(Problem statement):
Filter these entries so that only lines with the word "Pradesh" remain.

(Task input):
□ □ □ □
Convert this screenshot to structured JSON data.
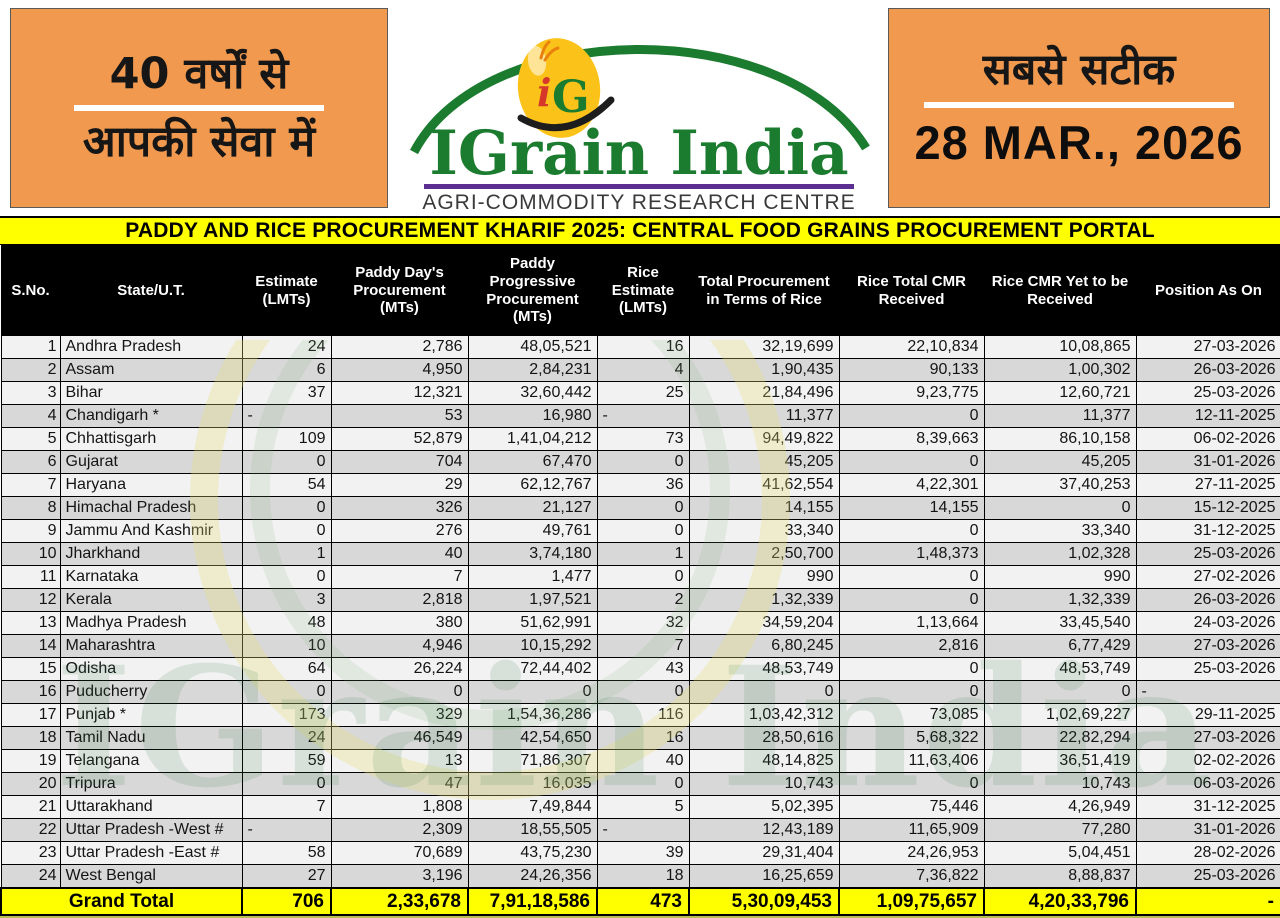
{
  "masthead": {
    "left_tagline_line1": "40 वर्षों से",
    "left_tagline_line2": "आपकी सेवा में",
    "brand": {
      "title": "IGrain India",
      "emblem_i": "i",
      "emblem_g": "G",
      "subtitle": "AGRI-COMMODITY RESEARCH CENTRE"
    },
    "right_tagline": "सबसे सटीक",
    "date": "28 MAR., 2026",
    "colors": {
      "orange": "#F0994F",
      "brand_green": "#1B7B2F",
      "emblem_yellow": "#FBC31A",
      "underline_purple": "#5B2F91",
      "title_yellow": "#FFFF00"
    }
  },
  "report_title": "PADDY AND RICE PROCUREMENT KHARIF 2025: CENTRAL FOOD GRAINS PROCUREMENT PORTAL",
  "table": {
    "columns": [
      "S.No.",
      "State/U.T.",
      "Estimate (LMTs)",
      "Paddy Day's Procurement (MTs)",
      "Paddy Progressive Procurement (MTs)",
      "Rice Estimate (LMTs)",
      "Total Procurement in Terms of Rice",
      "Rice Total CMR Received",
      "Rice CMR Yet to be Received",
      "Position As On"
    ],
    "rows": [
      [
        "1",
        "Andhra Pradesh",
        "24",
        "2,786",
        "48,05,521",
        "16",
        "32,19,699",
        "22,10,834",
        "10,08,865",
        "27-03-2026"
      ],
      [
        "2",
        "Assam",
        "6",
        "4,950",
        "2,84,231",
        "4",
        "1,90,435",
        "90,133",
        "1,00,302",
        "26-03-2026"
      ],
      [
        "3",
        "Bihar",
        "37",
        "12,321",
        "32,60,442",
        "25",
        "21,84,496",
        "9,23,775",
        "12,60,721",
        "25-03-2026"
      ],
      [
        "4",
        "Chandigarh *",
        "-",
        "53",
        "16,980",
        "-",
        "11,377",
        "0",
        "11,377",
        "12-11-2025"
      ],
      [
        "5",
        "Chhattisgarh",
        "109",
        "52,879",
        "1,41,04,212",
        "73",
        "94,49,822",
        "8,39,663",
        "86,10,158",
        "06-02-2026"
      ],
      [
        "6",
        "Gujarat",
        "0",
        "704",
        "67,470",
        "0",
        "45,205",
        "0",
        "45,205",
        "31-01-2026"
      ],
      [
        "7",
        "Haryana",
        "54",
        "29",
        "62,12,767",
        "36",
        "41,62,554",
        "4,22,301",
        "37,40,253",
        "27-11-2025"
      ],
      [
        "8",
        "Himachal Pradesh",
        "0",
        "326",
        "21,127",
        "0",
        "14,155",
        "14,155",
        "0",
        "15-12-2025"
      ],
      [
        "9",
        "Jammu And Kashmir",
        "0",
        "276",
        "49,761",
        "0",
        "33,340",
        "0",
        "33,340",
        "31-12-2025"
      ],
      [
        "10",
        "Jharkhand",
        "1",
        "40",
        "3,74,180",
        "1",
        "2,50,700",
        "1,48,373",
        "1,02,328",
        "25-03-2026"
      ],
      [
        "11",
        "Karnataka",
        "0",
        "7",
        "1,477",
        "0",
        "990",
        "0",
        "990",
        "27-02-2026"
      ],
      [
        "12",
        "Kerala",
        "3",
        "2,818",
        "1,97,521",
        "2",
        "1,32,339",
        "0",
        "1,32,339",
        "26-03-2026"
      ],
      [
        "13",
        "Madhya Pradesh",
        "48",
        "380",
        "51,62,991",
        "32",
        "34,59,204",
        "1,13,664",
        "33,45,540",
        "24-03-2026"
      ],
      [
        "14",
        "Maharashtra",
        "10",
        "4,946",
        "10,15,292",
        "7",
        "6,80,245",
        "2,816",
        "6,77,429",
        "27-03-2026"
      ],
      [
        "15",
        "Odisha",
        "64",
        "26,224",
        "72,44,402",
        "43",
        "48,53,749",
        "0",
        "48,53,749",
        "25-03-2026"
      ],
      [
        "16",
        "Puducherry",
        "0",
        "0",
        "0",
        "0",
        "0",
        "0",
        "0",
        "-"
      ],
      [
        "17",
        "Punjab *",
        "173",
        "329",
        "1,54,36,286",
        "116",
        "1,03,42,312",
        "73,085",
        "1,02,69,227",
        "29-11-2025"
      ],
      [
        "18",
        "Tamil Nadu",
        "24",
        "46,549",
        "42,54,650",
        "16",
        "28,50,616",
        "5,68,322",
        "22,82,294",
        "27-03-2026"
      ],
      [
        "19",
        "Telangana",
        "59",
        "13",
        "71,86,307",
        "40",
        "48,14,825",
        "11,63,406",
        "36,51,419",
        "02-02-2026"
      ],
      [
        "20",
        "Tripura",
        "0",
        "47",
        "16,035",
        "0",
        "10,743",
        "0",
        "10,743",
        "06-03-2026"
      ],
      [
        "21",
        "Uttarakhand",
        "7",
        "1,808",
        "7,49,844",
        "5",
        "5,02,395",
        "75,446",
        "4,26,949",
        "31-12-2025"
      ],
      [
        "22",
        "Uttar Pradesh -West #",
        "-",
        "2,309",
        "18,55,505",
        "-",
        "12,43,189",
        "11,65,909",
        "77,280",
        "31-01-2026"
      ],
      [
        "23",
        "Uttar Pradesh -East #",
        "58",
        "70,689",
        "43,75,230",
        "39",
        "29,31,404",
        "24,26,953",
        "5,04,451",
        "28-02-2026"
      ],
      [
        "24",
        "West Bengal",
        "27",
        "3,196",
        "24,26,356",
        "18",
        "16,25,659",
        "7,36,822",
        "8,88,837",
        "25-03-2026"
      ]
    ],
    "grand_total": {
      "label": "Grand Total",
      "values": [
        "706",
        "2,33,678",
        "7,91,18,586",
        "473",
        "5,30,09,453",
        "1,09,75,657",
        "4,20,33,796",
        "-"
      ]
    }
  },
  "watermark_text": "IGrain India"
}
□ □ □ □
(Answer in full):
        "Andhra Pradesh",
        "Himachal Pradesh",
        "Madhya Pradesh",
        "Uttar Pradesh -West #",
        "Uttar Pradesh -East #",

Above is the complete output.